▸ Aim of the task
Arrange the lines below as a numbered list, skipping any blank lines and leaving out the pictures.

▸ Provided records
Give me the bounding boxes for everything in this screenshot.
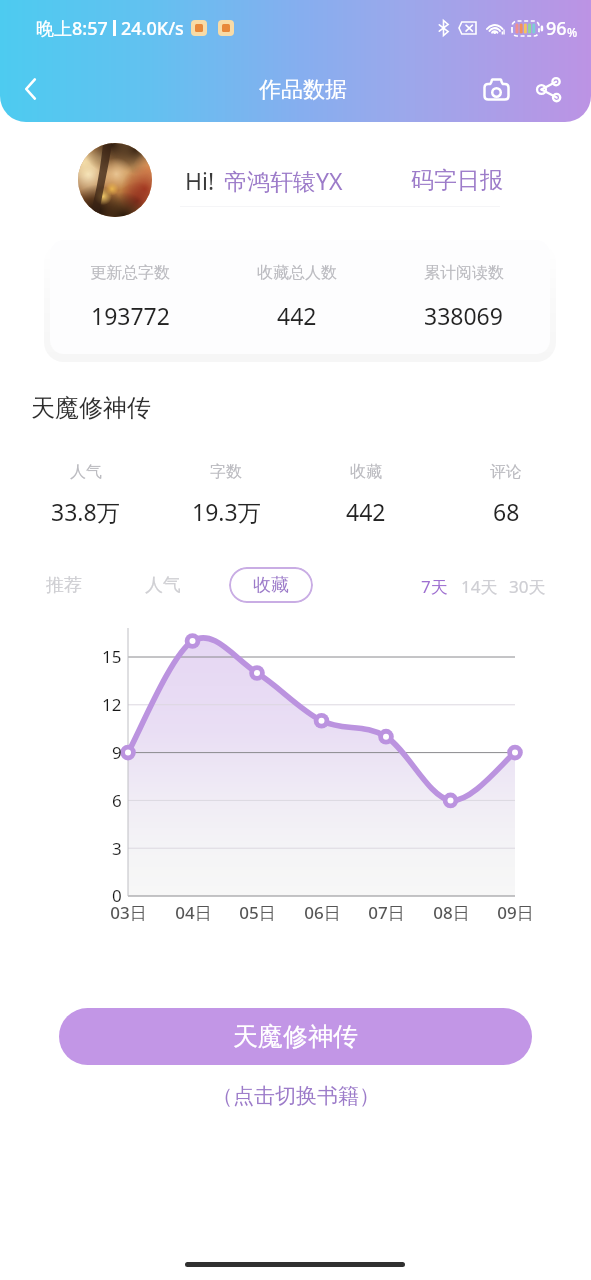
staticText: 08日 <box>433 901 470 924</box>
staticText: 码字日报 <box>411 166 503 195</box>
button[interactable]: 码字日报 <box>411 158 503 203</box>
staticText: 33.8万 <box>51 496 120 527</box>
button[interactable] <box>78 143 152 217</box>
staticText: 帝鸿轩辕YX <box>224 165 343 196</box>
staticText: 24.0K/s <box>121 16 184 41</box>
staticText: 推荐 <box>46 574 82 597</box>
staticText: 96 <box>546 16 567 41</box>
button[interactable]: 人气 <box>15 462 156 527</box>
button[interactable]: 更新总字数 <box>47 240 213 354</box>
staticText: 05日 <box>239 901 276 924</box>
staticText: 30天 <box>509 575 546 598</box>
staticText: 天魔修神传 <box>31 393 151 423</box>
staticText: 338069 <box>424 300 503 331</box>
staticText: 晚上8:57 <box>36 16 108 41</box>
staticText: 9 <box>112 741 122 764</box>
staticText: 7天 <box>421 575 448 598</box>
staticText: 字数 <box>210 462 242 482</box>
button[interactable]: 7天 <box>418 572 451 601</box>
staticText: % <box>567 24 578 40</box>
staticText: 6 <box>112 789 122 812</box>
staticText: 人气 <box>145 574 181 597</box>
button[interactable]: （点击切换书籍） <box>208 1079 384 1113</box>
staticText: 人气 <box>70 462 102 482</box>
button[interactable]: 字数 <box>156 462 296 527</box>
staticText: 收藏 <box>253 574 289 597</box>
button[interactable]: Camera <box>470 63 522 115</box>
staticText: 03日 <box>110 901 147 924</box>
staticText: 收藏总人数 <box>257 263 337 283</box>
staticText: 442 <box>277 300 317 331</box>
staticText: Hi! <box>185 165 215 196</box>
button[interactable]: 评论 <box>436 462 576 527</box>
staticText: 09日 <box>497 901 534 924</box>
staticText: 更新总字数 <box>90 263 170 283</box>
button[interactable]: 天魔修神传 <box>31 393 151 423</box>
button[interactable]: 收藏总人数 <box>213 240 380 354</box>
staticText: 04日 <box>175 901 212 924</box>
staticText: 15 <box>102 645 122 668</box>
button[interactable]: 人气 <box>141 570 185 601</box>
staticText: 0 <box>112 884 122 907</box>
staticText: 作品数据 <box>259 76 347 104</box>
button[interactable]: 收藏 <box>229 567 313 603</box>
staticText: 07日 <box>368 901 405 924</box>
button[interactable]: 14天 <box>458 572 501 601</box>
staticText: 评论 <box>490 462 522 482</box>
staticText: 累计阅读数 <box>424 263 504 283</box>
staticText: 14天 <box>461 575 498 598</box>
staticText: （点击切换书籍） <box>212 1083 380 1109</box>
button[interactable]: 推荐 <box>42 570 86 601</box>
button[interactable]: 30天 <box>506 572 549 601</box>
staticText: 19.3万 <box>192 496 261 527</box>
staticText: 06日 <box>304 901 341 924</box>
staticText: 12 <box>102 693 122 716</box>
staticText: 68 <box>493 496 520 527</box>
button[interactable]: Share <box>522 63 574 115</box>
button[interactable]: 天魔修神传 <box>59 1008 532 1065</box>
staticText: 3 <box>112 837 122 860</box>
button[interactable]: 收藏 <box>296 462 436 527</box>
button[interactable]: Back <box>5 63 57 115</box>
staticText: 收藏 <box>350 462 382 482</box>
staticText: 193772 <box>91 300 170 331</box>
staticText: 天魔修神传 <box>233 1021 358 1052</box>
staticText: 442 <box>346 496 386 527</box>
button[interactable]: 累计阅读数 <box>380 240 547 354</box>
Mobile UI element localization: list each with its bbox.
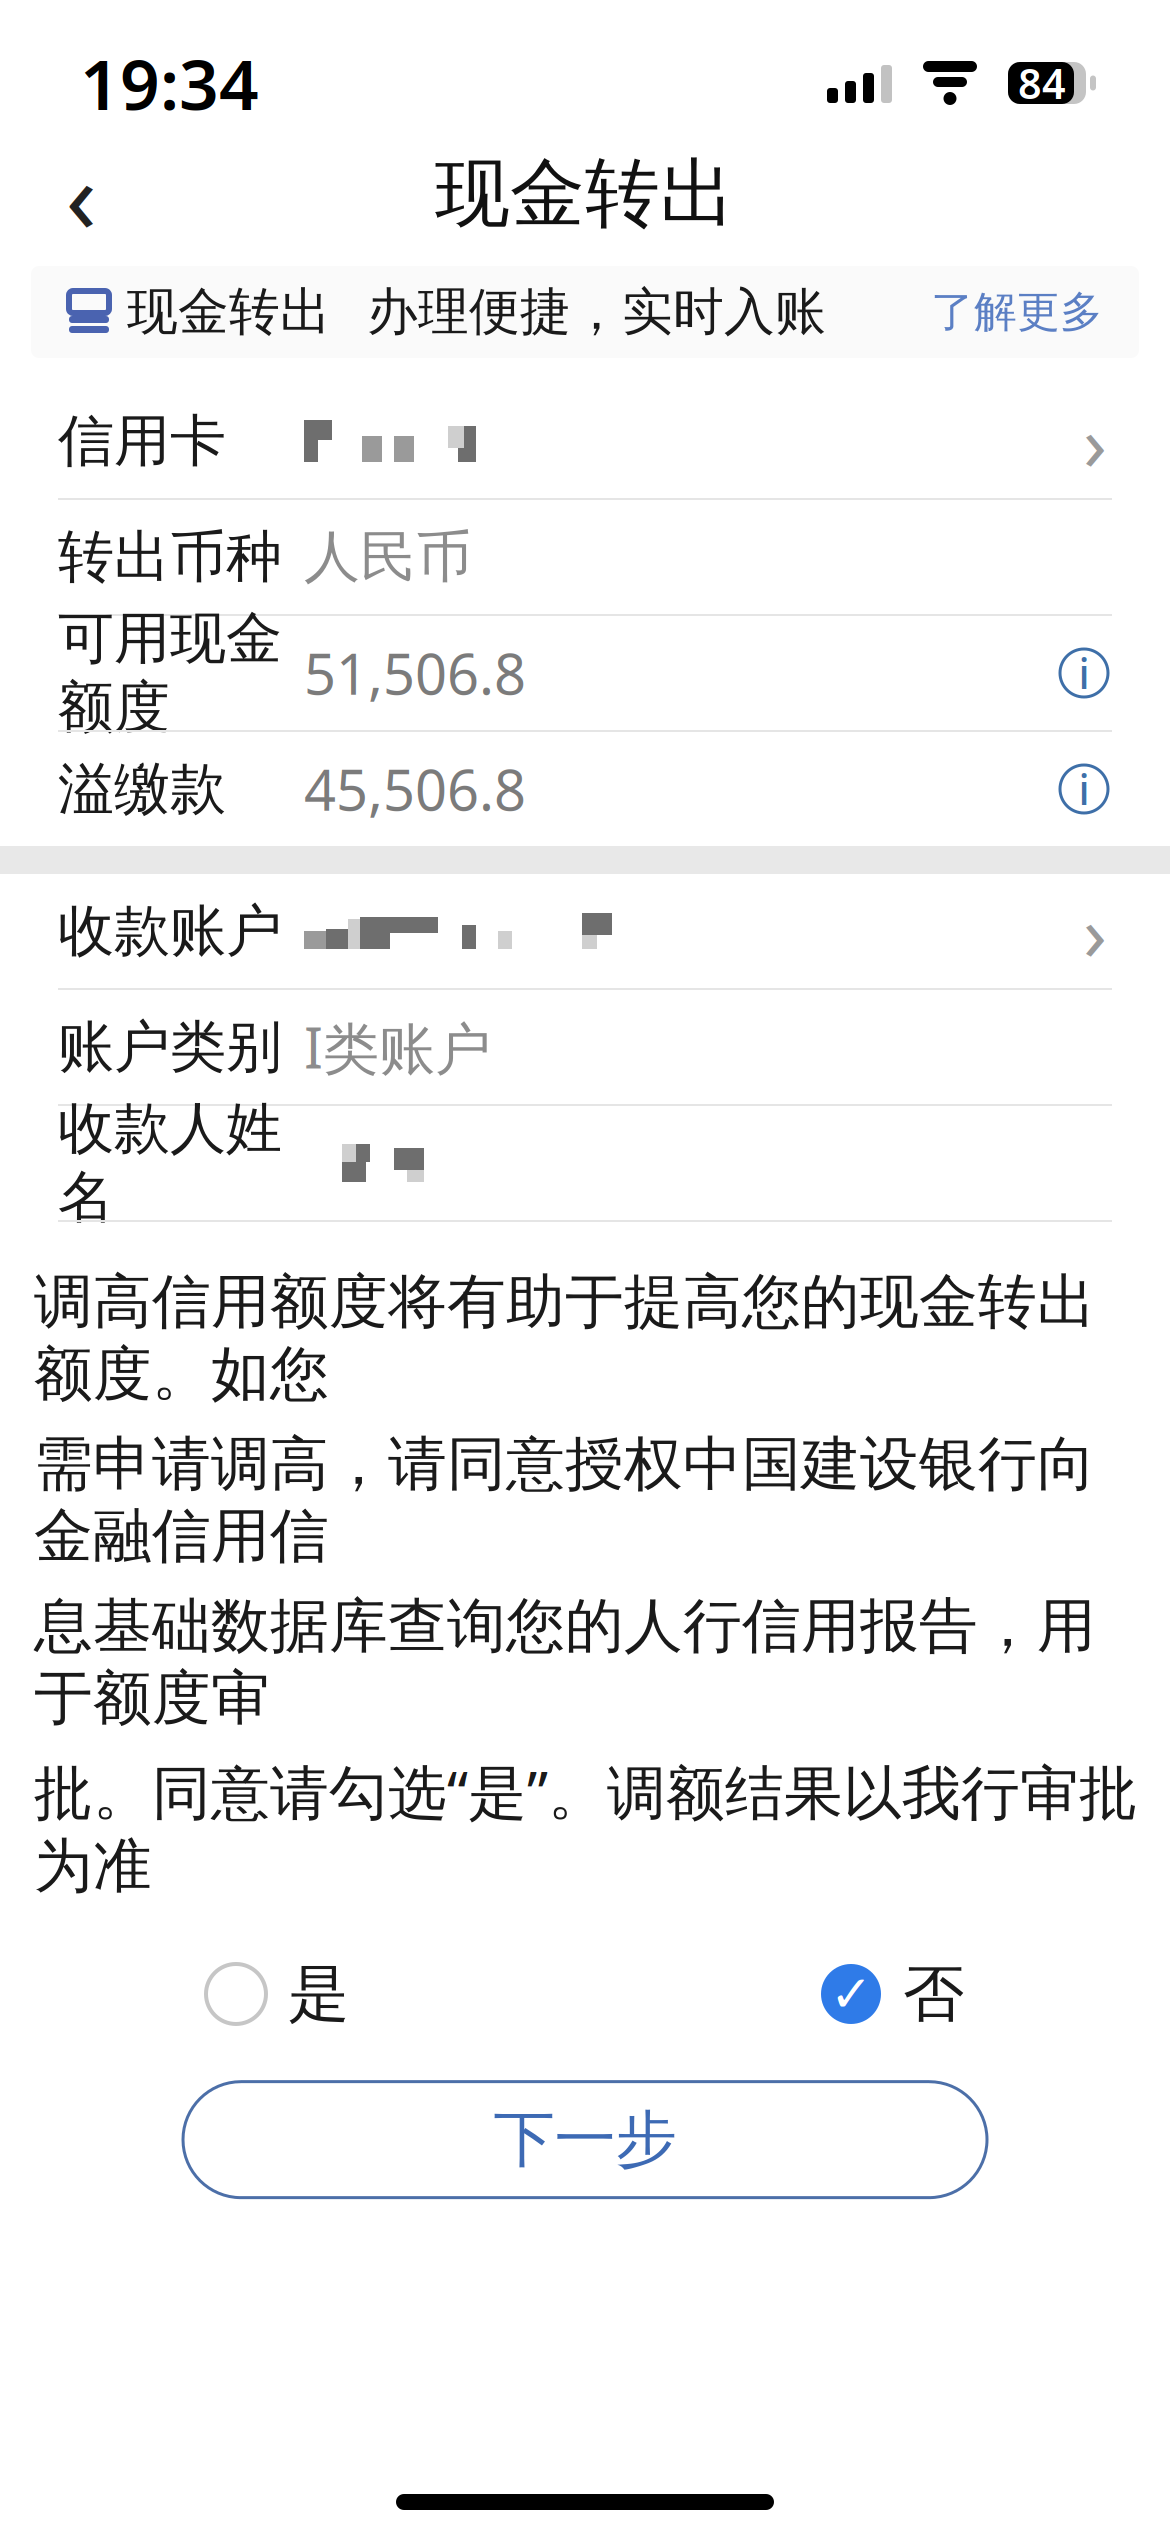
staticText: 19:34 <box>80 37 259 129</box>
staticText: 收款账户 <box>58 897 282 965</box>
button[interactable]: 溢缴款说明 <box>1056 761 1112 817</box>
button[interactable]: ✓ <box>821 1956 964 2032</box>
staticText: 可用现金额度 <box>58 604 282 742</box>
staticText: ✓ <box>830 1965 872 2023</box>
staticText: 账户类别 <box>58 1013 282 1081</box>
button[interactable]: 收款账户 <box>0 874 1170 988</box>
staticText: 需申请调高，请同意授权中国建设银行向金融信用信 <box>34 1428 1096 1572</box>
staticText: 现金转出 <box>127 281 331 343</box>
staticText: 收款人姓名 <box>58 1094 282 1232</box>
staticText: i <box>1078 762 1090 816</box>
staticText: 调高信用额度将有助于提高您的现金转出额度。如您 <box>34 1266 1096 1410</box>
staticText: 是 <box>288 1956 349 2032</box>
staticText: 办理便捷，实时入账 <box>367 281 826 343</box>
staticText: 51,506.8 <box>304 636 526 710</box>
staticText: i <box>1078 646 1090 700</box>
staticText: 转出币种 <box>58 523 282 591</box>
staticText: 信用卡 <box>58 407 226 475</box>
staticText: 下一步 <box>494 2102 676 2177</box>
staticText: 了解更多 <box>931 286 1103 338</box>
button[interactable]: 现金转出 <box>31 266 1139 358</box>
button[interactable]: 是 <box>206 1956 349 2032</box>
staticText: › <box>1083 390 1107 492</box>
staticText: 人民币 <box>304 523 472 591</box>
button[interactable]: 返回 <box>26 139 136 249</box>
staticText: ‹ <box>66 127 96 261</box>
staticText: 45,506.8 <box>304 752 526 826</box>
staticText: 现金转出 <box>435 148 735 240</box>
button[interactable]: 下一步 <box>183 2082 987 2198</box>
staticText: › <box>1083 880 1107 982</box>
button[interactable]: 信用卡 <box>0 384 1170 498</box>
button[interactable]: 可用现金额度说明 <box>1056 645 1112 701</box>
staticText: 息基础数据库查询您的人行信用报告，用于额度审 <box>34 1590 1096 1734</box>
staticText: 否 <box>903 1956 964 2032</box>
staticText: 84 <box>1018 56 1066 110</box>
staticText: 批。同意请勾选“是”。调额结果以我行审批为准 <box>34 1752 1138 1902</box>
staticText: I类账户 <box>304 1010 491 1084</box>
staticText: 溢缴款 <box>58 755 226 823</box>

▸ Exercise answer
1. Give me the bounding boxes for everything in this screenshot.
2. staticText: 08日 <box>433 901 470 924</box>
3. staticText: 码字日报 <box>411 166 503 195</box>
4. button[interactable]: 码字日报 <box>411 158 503 203</box>
5. staticText: 33.8万 <box>51 496 120 527</box>
6. button[interactable] <box>78 143 152 217</box>
7. staticText: 帝鸿轩辕YX <box>224 165 343 196</box>
8. staticText: 24.0K/s <box>121 16 184 41</box>
9. staticText: 推荐 <box>46 574 82 597</box>
10. staticText: 96 <box>546 16 567 41</box>
11. button[interactable]: 人气 <box>15 462 156 527</box>
12. button[interactable]: 更新总字数 <box>47 240 213 354</box>
13. staticText: 05日 <box>239 901 276 924</box>
14. staticText: 30天 <box>509 575 546 598</box>
15. staticText: 天魔修神传 <box>31 393 151 423</box>
16. staticText: 338069 <box>424 300 503 331</box>
17. staticText: 晚上8:57 <box>36 16 108 41</box>
18. staticText: 9 <box>112 741 122 764</box>
19. staticText: 7天 <box>421 575 448 598</box>
20. staticText: 字数 <box>210 462 242 482</box>
21. button[interactable]: 7天 <box>418 572 451 601</box>
22. staticText: % <box>567 24 578 40</box>
23. staticText: 6 <box>112 789 122 812</box>
24. staticText: 人气 <box>145 574 181 597</box>
25. button[interactable]: （点击切换书籍） <box>208 1079 384 1113</box>
26. staticText: 人气 <box>70 462 102 482</box>
27. button[interactable]: 字数 <box>156 462 296 527</box>
28. staticText: 收藏 <box>253 574 289 597</box>
29. button[interactable]: Camera <box>470 63 522 115</box>
30. staticText: 03日 <box>110 901 147 924</box>
31. staticText: 收藏总人数 <box>257 263 337 283</box>
32. staticText: 442 <box>277 300 317 331</box>
33. staticText: Hi! <box>185 165 215 196</box>
34. button[interactable]: 评论 <box>436 462 576 527</box>
35. staticText: 09日 <box>497 901 534 924</box>
36. staticText: 更新总字数 <box>90 263 170 283</box>
37. button[interactable]: 天魔修神传 <box>31 393 151 423</box>
38. button[interactable]: 收藏总人数 <box>213 240 380 354</box>
39. staticText: 04日 <box>175 901 212 924</box>
40. staticText: 15 <box>102 645 122 668</box>
41. button[interactable]: 人气 <box>141 570 185 601</box>
42. staticText: 0 <box>112 884 122 907</box>
43. staticText: 作品数据 <box>259 76 347 104</box>
44. button[interactable]: 收藏 <box>229 567 313 603</box>
45. staticText: 07日 <box>368 901 405 924</box>
46. button[interactable]: 14天 <box>458 572 501 601</box>
47. staticText: 评论 <box>490 462 522 482</box>
48. staticText: 累计阅读数 <box>424 263 504 283</box>
49. staticText: 14天 <box>461 575 498 598</box>
50. staticText: （点击切换书籍） <box>212 1083 380 1109</box>
51. button[interactable]: 推荐 <box>42 570 86 601</box>
52. button[interactable]: 30天 <box>506 572 549 601</box>
53. staticText: 19.3万 <box>192 496 261 527</box>
54. staticText: 06日 <box>304 901 341 924</box>
55. staticText: 12 <box>102 693 122 716</box>
56. staticText: 68 <box>493 496 520 527</box>
57. button[interactable]: Share <box>522 63 574 115</box>
58. button[interactable]: 天魔修神传 <box>59 1008 532 1065</box>
59. staticText: 3 <box>112 837 122 860</box>
60. button[interactable]: 收藏 <box>296 462 436 527</box>
61. button[interactable]: Back <box>5 63 57 115</box>
62. staticText: 收藏 <box>350 462 382 482</box>
63. staticText: 193772 <box>91 300 170 331</box>
64. staticText: 天魔修神传 <box>233 1021 358 1052</box>
65. staticText: 442 <box>346 496 386 527</box>
66. button[interactable]: 累计阅读数 <box>380 240 547 354</box>
67. Mobile UI element localization: list each with its bbox.
68. staticText: 19:34 <box>80 37 259 129</box>
69. staticText: 收款账户 <box>58 897 282 965</box>
70. button[interactable]: 溢缴款说明 <box>1056 761 1112 817</box>
71. button[interactable]: ✓ <box>821 1956 964 2032</box>
72. staticText: 可用现金额度 <box>58 604 282 742</box>
73. staticText: ✓ <box>830 1965 872 2023</box>
74. staticText: 账户类别 <box>58 1013 282 1081</box>
75. button[interactable]: 收款账户 <box>0 874 1170 988</box>
76. staticText: 需申请调高，请同意授权中国建设银行向金融信用信 <box>34 1428 1096 1572</box>
77. staticText: 现金转出 <box>127 281 331 343</box>
78. staticText: 收款人姓名 <box>58 1094 282 1232</box>
79. staticText: i <box>1078 762 1090 816</box>
80. staticText: 调高信用额度将有助于提高您的现金转出额度。如您 <box>34 1266 1096 1410</box>
81. staticText: 是 <box>288 1956 349 2032</box>
82. staticText: 办理便捷，实时入账 <box>367 281 826 343</box>
83. staticText: 51,506.8 <box>304 636 526 710</box>
84. staticText: i <box>1078 646 1090 700</box>
85. staticText: 转出币种 <box>58 523 282 591</box>
86. staticText: 信用卡 <box>58 407 226 475</box>
87. staticText: 下一步 <box>494 2102 676 2177</box>
88. staticText: 了解更多 <box>931 286 1103 338</box>
89. button[interactable]: 现金转出 <box>31 266 1139 358</box>
90. button[interactable]: 是 <box>206 1956 349 2032</box>
91. staticText: › <box>1083 390 1107 492</box>
92. staticText: 人民币 <box>304 523 472 591</box>
93. button[interactable]: 返回 <box>26 139 136 249</box>
94. staticText: ‹ <box>66 127 96 261</box>
95. staticText: 45,506.8 <box>304 752 526 826</box>
96. staticText: 现金转出 <box>435 148 735 240</box>
97. button[interactable]: 下一步 <box>183 2082 987 2198</box>
98. staticText: › <box>1083 880 1107 982</box>
99. button[interactable]: 信用卡 <box>0 384 1170 498</box>
100. button[interactable]: 可用现金额度说明 <box>1056 645 1112 701</box>
101. staticText: 息基础数据库查询您的人行信用报告，用于额度审 <box>34 1590 1096 1734</box>
102. staticText: 否 <box>903 1956 964 2032</box>
103. staticText: 84 <box>1018 56 1066 110</box>
104. staticText: 批。同意请勾选“是”。调额结果以我行审批为准 <box>34 1752 1138 1902</box>
105. staticText: I类账户 <box>304 1010 491 1084</box>
106. staticText: 溢缴款 <box>58 755 226 823</box>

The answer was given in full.